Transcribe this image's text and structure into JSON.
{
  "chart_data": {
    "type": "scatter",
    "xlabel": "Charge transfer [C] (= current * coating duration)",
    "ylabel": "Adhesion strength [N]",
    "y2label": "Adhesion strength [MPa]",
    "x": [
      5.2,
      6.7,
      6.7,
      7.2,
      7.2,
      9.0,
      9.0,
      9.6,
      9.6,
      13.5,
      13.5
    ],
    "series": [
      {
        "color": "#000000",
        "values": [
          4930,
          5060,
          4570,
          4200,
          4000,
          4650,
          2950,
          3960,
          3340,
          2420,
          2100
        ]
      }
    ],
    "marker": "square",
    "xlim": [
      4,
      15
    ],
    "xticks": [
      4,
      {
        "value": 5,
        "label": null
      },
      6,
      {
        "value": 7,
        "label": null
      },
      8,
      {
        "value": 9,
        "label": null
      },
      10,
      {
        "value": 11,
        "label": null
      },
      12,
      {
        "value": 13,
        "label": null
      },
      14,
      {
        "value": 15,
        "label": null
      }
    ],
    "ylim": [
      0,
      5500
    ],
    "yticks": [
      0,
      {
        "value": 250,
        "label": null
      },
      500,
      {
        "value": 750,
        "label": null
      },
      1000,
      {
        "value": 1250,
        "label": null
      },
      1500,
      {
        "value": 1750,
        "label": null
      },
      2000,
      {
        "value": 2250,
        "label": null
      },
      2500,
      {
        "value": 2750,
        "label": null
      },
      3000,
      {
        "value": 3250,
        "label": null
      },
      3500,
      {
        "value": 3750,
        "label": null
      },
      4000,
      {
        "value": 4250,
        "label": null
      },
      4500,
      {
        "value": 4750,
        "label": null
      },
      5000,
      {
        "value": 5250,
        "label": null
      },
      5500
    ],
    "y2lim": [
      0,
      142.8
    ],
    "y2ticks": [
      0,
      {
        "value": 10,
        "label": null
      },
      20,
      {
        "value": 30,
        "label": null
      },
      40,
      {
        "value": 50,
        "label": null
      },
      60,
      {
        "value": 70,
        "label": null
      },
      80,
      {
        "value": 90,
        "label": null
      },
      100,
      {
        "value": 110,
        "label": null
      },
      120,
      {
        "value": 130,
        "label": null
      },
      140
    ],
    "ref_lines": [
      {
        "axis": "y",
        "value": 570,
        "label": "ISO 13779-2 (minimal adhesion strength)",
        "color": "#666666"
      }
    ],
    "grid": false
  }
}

_ _ _ _

*TASK*:
Find the string "strength" in the listing and return every line that holds it.

*CORRECT ANSWER*:
    "ylabel": "Adhesion strength [N]",
    "y2label": "Adhesion strength [MPa]",
        "label": "ISO 13779-2 (minimal adhesion strength)",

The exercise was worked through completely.